**EXERCISE AIM**
Pick out the lines containing "Materiality".

* Begin DATASET *

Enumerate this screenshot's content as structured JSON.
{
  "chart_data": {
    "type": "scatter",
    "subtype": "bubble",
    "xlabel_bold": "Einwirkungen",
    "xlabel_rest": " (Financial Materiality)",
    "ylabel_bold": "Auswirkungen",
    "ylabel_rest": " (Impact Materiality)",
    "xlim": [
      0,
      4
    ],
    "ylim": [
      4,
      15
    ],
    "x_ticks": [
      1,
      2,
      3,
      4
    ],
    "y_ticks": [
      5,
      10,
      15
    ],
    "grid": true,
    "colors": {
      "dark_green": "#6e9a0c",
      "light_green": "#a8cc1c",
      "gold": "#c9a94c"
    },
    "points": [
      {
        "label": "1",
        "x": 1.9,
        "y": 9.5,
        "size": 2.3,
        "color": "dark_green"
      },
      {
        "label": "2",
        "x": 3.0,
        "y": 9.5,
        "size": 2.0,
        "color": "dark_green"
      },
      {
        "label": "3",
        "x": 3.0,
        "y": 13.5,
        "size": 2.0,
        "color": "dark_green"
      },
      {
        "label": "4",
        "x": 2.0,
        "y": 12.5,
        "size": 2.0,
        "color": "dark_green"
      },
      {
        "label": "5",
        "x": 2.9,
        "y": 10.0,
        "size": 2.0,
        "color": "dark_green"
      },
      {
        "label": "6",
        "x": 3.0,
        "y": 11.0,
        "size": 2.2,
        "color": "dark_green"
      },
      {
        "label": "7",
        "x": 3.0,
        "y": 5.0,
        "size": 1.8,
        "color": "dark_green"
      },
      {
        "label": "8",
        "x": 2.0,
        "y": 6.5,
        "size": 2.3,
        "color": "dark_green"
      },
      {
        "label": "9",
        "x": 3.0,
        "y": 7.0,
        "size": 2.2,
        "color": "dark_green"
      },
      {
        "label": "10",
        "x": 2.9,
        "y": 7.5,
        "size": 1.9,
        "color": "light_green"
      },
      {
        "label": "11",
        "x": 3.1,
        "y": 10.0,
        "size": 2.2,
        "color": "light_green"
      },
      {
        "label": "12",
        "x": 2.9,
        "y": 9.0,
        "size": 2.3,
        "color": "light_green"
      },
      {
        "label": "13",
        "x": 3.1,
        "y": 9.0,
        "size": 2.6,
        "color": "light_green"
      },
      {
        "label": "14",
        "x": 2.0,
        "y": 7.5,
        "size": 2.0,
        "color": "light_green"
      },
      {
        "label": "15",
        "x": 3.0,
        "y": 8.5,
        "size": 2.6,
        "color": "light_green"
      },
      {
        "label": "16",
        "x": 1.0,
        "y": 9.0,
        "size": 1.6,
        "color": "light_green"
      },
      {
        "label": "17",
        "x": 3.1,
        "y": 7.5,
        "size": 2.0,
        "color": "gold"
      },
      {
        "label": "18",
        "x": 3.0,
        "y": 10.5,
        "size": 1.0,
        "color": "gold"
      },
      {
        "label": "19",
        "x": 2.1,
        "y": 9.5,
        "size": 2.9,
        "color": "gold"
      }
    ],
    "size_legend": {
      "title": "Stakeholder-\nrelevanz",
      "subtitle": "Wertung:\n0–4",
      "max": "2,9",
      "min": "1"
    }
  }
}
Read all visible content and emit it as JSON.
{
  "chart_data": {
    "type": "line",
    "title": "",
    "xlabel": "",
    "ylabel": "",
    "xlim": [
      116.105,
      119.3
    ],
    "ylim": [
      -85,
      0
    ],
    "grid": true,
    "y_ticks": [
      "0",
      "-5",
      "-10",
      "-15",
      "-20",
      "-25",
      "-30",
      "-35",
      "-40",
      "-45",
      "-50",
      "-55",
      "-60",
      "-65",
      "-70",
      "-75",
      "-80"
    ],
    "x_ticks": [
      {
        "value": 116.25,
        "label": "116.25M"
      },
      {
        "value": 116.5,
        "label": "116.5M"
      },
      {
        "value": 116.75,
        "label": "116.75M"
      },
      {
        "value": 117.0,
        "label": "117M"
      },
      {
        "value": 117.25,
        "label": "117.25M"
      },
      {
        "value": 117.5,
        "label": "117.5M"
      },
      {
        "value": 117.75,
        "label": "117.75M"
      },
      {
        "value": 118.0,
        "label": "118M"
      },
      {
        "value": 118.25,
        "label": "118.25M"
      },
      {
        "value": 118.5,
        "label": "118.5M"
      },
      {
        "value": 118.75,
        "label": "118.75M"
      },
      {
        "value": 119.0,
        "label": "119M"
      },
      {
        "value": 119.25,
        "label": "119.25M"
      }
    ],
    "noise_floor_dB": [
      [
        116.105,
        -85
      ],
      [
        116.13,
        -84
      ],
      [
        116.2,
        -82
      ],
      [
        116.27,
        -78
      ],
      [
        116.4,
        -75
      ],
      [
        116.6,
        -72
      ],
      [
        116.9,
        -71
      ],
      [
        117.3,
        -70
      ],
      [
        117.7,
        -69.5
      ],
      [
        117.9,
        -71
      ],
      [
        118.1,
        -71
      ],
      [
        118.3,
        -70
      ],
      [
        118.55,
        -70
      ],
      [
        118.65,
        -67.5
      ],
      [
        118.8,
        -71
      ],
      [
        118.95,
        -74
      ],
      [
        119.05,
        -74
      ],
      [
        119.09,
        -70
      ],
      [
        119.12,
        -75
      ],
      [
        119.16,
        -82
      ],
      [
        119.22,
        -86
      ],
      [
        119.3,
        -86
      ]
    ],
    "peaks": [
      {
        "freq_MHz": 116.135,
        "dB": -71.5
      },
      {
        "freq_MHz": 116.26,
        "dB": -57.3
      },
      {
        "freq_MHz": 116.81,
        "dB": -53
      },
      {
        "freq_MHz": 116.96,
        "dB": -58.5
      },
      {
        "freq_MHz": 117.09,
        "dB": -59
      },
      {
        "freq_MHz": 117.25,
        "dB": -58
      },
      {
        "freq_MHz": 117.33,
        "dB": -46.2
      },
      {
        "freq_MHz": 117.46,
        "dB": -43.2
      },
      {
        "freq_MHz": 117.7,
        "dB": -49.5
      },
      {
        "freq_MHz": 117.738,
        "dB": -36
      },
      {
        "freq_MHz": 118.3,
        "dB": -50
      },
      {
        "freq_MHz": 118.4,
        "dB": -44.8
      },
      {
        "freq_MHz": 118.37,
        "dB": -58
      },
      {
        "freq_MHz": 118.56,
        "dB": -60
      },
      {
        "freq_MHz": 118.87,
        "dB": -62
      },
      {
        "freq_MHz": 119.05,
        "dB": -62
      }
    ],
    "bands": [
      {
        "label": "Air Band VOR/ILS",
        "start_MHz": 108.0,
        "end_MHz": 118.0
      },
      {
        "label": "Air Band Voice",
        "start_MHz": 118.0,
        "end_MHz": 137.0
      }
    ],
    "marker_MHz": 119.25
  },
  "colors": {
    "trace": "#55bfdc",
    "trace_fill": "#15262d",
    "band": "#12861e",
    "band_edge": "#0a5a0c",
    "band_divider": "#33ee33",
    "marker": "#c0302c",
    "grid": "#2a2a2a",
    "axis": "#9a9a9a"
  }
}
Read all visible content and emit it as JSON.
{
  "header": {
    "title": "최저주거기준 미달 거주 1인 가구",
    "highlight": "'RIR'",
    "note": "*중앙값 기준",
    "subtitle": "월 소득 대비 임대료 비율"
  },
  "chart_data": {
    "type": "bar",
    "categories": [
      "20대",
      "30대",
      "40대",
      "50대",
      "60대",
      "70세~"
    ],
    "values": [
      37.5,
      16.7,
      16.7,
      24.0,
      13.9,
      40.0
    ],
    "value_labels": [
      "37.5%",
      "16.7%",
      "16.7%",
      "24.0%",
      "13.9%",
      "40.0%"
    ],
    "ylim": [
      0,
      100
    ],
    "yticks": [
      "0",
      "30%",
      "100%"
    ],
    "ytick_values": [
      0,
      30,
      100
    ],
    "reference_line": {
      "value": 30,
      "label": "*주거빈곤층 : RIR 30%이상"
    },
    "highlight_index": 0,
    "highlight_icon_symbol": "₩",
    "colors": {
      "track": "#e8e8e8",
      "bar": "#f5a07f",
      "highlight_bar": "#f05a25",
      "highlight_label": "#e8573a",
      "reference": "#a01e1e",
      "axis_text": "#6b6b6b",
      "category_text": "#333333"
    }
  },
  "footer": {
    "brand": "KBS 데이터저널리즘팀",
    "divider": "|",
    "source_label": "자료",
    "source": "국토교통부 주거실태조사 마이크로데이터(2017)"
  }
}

* End DATASET *

**THE OUTPUT**
    "xlabel_rest": " (Financial Materiality)",
    "ylabel_rest": " (Impact Materiality)",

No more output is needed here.